Task statement: Copy out the lines from the start of the records through the one containing "text-run: Institute (ETSI).", including that line, with no changes.

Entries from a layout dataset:
-=-=-

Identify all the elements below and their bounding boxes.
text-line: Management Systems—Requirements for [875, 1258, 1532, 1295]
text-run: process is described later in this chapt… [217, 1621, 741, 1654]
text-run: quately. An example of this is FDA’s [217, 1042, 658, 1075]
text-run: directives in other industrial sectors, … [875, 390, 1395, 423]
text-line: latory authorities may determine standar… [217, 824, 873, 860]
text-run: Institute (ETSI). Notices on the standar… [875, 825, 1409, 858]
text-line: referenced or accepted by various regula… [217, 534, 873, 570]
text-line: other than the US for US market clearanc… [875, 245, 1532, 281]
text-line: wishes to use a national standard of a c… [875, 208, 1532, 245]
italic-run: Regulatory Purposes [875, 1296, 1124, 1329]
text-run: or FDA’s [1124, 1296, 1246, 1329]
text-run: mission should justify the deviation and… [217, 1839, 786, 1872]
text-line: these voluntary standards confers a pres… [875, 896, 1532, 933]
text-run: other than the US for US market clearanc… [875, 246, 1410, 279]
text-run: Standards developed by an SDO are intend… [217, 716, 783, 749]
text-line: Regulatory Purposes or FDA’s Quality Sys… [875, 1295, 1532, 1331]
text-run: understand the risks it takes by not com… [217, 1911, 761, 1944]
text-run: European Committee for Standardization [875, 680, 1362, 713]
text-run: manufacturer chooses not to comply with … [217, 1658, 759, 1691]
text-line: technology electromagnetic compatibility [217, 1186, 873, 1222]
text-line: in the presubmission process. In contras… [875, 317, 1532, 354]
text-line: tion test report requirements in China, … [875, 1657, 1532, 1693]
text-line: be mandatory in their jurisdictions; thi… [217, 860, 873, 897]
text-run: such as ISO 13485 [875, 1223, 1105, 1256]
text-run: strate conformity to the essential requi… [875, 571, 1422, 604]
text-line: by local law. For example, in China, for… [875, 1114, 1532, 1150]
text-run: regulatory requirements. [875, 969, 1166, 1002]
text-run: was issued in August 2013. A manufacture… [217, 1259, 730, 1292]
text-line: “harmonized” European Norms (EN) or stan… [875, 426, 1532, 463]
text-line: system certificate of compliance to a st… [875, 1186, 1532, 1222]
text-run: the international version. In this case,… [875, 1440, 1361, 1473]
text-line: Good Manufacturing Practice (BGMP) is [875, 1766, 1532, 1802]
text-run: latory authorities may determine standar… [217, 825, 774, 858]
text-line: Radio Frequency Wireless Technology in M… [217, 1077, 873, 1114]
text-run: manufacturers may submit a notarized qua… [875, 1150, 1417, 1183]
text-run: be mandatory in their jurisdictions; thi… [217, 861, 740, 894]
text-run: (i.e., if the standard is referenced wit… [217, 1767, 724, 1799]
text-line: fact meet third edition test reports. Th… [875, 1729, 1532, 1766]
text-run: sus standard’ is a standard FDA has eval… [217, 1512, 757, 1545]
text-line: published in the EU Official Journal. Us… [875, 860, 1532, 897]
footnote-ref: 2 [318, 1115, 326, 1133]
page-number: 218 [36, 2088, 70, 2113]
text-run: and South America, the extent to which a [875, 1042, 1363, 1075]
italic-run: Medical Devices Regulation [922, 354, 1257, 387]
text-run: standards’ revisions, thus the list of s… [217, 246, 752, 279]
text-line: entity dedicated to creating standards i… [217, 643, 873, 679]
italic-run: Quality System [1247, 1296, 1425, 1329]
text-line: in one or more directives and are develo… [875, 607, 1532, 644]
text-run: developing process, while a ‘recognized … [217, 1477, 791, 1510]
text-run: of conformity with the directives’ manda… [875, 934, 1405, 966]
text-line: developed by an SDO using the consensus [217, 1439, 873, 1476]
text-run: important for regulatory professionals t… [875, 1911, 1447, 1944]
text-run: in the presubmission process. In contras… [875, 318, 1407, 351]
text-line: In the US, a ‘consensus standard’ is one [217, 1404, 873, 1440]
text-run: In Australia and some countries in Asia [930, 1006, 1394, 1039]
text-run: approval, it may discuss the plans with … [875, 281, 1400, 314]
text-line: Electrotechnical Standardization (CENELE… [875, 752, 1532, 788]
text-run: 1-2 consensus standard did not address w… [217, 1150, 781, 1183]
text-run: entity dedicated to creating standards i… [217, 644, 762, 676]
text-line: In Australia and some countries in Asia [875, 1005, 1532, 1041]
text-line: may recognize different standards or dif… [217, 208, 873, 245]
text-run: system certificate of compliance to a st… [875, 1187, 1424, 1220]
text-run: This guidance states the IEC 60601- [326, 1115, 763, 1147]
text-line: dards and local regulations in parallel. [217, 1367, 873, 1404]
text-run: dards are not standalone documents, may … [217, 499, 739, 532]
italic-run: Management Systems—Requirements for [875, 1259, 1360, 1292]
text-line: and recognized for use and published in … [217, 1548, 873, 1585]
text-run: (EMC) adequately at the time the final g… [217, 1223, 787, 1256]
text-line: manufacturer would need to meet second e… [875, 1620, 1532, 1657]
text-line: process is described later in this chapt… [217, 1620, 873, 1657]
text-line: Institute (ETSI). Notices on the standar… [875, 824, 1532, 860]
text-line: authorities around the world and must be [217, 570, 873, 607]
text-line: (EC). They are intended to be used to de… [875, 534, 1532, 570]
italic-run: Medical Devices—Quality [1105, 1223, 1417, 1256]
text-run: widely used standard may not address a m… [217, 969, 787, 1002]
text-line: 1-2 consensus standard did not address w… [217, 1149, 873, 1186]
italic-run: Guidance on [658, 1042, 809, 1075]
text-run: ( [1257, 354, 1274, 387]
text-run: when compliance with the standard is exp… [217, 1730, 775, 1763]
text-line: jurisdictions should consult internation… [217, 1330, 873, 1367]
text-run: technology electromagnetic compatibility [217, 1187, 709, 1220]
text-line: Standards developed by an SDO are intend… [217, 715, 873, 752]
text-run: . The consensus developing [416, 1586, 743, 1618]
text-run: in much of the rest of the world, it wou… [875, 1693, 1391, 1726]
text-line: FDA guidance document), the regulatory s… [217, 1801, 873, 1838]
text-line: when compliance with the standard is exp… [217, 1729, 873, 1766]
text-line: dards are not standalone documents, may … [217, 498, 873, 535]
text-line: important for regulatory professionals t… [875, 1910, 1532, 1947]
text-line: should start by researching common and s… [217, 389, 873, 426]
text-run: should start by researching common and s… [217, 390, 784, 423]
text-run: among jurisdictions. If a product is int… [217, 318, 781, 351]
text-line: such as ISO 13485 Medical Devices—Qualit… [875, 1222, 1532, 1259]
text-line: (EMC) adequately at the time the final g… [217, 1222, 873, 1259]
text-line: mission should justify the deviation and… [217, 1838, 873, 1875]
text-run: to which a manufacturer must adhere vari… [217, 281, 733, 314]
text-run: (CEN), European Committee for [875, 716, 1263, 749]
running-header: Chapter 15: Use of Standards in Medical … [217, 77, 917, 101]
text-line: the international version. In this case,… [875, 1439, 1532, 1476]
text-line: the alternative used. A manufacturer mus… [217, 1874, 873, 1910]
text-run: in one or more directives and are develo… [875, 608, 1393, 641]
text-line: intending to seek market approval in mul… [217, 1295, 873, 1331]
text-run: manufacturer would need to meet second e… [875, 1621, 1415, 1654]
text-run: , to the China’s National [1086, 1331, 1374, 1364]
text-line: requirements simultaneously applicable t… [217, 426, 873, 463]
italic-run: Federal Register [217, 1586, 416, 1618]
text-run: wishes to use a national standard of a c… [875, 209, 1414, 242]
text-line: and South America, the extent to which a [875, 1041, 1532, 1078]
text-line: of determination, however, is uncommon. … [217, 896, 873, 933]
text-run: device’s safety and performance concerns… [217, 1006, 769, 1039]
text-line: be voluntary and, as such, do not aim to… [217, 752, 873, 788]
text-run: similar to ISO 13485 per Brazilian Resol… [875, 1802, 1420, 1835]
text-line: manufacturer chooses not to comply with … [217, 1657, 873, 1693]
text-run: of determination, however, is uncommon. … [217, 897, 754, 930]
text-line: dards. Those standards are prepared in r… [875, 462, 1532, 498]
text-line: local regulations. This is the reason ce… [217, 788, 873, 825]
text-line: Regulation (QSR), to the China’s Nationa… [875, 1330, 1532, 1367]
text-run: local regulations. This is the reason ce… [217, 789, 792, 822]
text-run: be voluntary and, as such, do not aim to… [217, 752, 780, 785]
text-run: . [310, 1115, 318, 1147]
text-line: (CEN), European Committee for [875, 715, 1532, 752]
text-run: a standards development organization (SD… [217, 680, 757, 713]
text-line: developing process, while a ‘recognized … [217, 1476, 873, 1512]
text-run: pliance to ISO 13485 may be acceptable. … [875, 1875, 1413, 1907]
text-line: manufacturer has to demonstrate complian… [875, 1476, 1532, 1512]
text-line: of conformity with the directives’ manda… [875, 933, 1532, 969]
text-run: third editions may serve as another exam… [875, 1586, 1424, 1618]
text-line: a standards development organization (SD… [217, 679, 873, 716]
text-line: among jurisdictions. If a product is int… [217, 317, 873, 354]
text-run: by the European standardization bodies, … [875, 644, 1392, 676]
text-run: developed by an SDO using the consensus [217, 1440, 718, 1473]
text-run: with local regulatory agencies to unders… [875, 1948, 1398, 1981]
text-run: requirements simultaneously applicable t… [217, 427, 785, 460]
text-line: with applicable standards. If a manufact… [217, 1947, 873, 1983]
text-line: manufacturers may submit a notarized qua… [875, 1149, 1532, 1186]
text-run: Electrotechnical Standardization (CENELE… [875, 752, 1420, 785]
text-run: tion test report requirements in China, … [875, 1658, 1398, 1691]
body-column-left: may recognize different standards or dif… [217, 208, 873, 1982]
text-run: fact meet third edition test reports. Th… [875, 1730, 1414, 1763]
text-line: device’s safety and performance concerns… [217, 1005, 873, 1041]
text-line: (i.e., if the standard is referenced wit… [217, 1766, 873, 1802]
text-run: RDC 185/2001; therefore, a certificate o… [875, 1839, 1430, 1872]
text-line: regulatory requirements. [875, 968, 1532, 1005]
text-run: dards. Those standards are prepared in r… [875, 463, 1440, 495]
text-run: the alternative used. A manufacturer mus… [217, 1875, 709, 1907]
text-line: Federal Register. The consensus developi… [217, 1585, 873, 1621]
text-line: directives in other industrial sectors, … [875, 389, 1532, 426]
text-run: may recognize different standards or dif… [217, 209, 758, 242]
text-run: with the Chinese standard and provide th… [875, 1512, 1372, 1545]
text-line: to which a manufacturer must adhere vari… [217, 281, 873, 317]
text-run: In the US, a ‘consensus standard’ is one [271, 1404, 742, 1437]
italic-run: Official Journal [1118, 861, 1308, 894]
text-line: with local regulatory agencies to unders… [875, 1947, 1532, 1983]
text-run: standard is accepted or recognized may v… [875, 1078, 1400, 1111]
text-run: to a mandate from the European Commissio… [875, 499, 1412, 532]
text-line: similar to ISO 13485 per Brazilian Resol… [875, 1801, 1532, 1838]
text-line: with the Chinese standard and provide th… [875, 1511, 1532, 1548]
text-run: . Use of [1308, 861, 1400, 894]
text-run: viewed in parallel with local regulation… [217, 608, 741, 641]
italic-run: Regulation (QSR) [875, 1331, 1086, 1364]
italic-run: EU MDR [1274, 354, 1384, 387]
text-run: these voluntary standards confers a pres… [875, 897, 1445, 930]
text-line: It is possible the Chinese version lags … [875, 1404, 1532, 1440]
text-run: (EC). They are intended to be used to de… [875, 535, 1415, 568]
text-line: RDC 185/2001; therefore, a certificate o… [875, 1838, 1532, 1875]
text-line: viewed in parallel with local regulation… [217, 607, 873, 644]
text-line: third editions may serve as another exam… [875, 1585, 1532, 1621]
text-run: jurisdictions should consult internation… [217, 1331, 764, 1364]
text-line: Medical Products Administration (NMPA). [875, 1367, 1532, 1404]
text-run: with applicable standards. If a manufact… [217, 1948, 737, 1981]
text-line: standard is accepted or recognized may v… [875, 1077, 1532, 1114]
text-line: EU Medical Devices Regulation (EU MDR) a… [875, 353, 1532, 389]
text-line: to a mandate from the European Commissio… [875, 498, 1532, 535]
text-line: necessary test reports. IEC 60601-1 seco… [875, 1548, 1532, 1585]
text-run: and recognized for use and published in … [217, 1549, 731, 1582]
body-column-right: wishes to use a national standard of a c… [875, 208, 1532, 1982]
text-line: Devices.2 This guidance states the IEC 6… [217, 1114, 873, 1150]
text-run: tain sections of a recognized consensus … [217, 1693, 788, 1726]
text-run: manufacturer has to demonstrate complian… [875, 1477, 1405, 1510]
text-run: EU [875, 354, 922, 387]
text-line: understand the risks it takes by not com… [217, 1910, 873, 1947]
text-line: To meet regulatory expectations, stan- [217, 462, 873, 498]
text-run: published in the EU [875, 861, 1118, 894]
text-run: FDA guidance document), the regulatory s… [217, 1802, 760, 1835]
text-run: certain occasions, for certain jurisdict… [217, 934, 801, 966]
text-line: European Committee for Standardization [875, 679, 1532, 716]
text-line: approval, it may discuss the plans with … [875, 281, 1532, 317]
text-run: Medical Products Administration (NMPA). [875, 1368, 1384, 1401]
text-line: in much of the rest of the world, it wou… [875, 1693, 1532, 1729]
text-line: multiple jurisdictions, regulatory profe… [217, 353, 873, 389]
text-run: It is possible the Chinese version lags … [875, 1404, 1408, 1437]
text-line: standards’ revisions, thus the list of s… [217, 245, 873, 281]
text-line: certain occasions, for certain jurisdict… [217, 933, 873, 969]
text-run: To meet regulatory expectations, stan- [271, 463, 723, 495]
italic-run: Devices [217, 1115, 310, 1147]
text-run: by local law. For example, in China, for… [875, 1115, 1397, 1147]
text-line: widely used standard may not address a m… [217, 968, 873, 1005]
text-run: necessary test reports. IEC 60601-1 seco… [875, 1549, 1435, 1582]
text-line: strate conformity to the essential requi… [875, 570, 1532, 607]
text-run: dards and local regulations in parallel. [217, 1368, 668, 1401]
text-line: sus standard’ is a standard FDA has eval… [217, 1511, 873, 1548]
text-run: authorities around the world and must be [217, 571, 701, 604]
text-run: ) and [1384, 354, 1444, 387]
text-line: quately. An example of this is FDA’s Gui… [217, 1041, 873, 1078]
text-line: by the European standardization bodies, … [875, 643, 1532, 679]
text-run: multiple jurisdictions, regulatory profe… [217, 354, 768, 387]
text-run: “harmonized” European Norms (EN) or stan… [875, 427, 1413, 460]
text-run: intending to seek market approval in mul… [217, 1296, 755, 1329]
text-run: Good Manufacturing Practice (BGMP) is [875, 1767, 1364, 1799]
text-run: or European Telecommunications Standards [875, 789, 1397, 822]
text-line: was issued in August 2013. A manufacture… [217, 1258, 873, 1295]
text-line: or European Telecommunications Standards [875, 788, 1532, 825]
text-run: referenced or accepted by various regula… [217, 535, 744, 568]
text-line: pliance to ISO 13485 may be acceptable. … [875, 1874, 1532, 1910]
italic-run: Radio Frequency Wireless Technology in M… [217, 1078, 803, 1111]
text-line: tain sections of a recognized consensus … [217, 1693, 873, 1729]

-=-=-

Output for this task:
Identify all the elements below and their bounding boxes.
text-line: Management Systems—Requirements for [875, 1258, 1532, 1295]
text-run: process is described later in this chapt… [217, 1621, 741, 1654]
text-run: quately. An example of this is FDA’s [217, 1042, 658, 1075]
text-run: directives in other industrial sectors, … [875, 390, 1395, 423]
text-line: latory authorities may determine standar… [217, 824, 873, 860]
text-run: Institute (ETSI). Notices on the standar… [875, 825, 1409, 858]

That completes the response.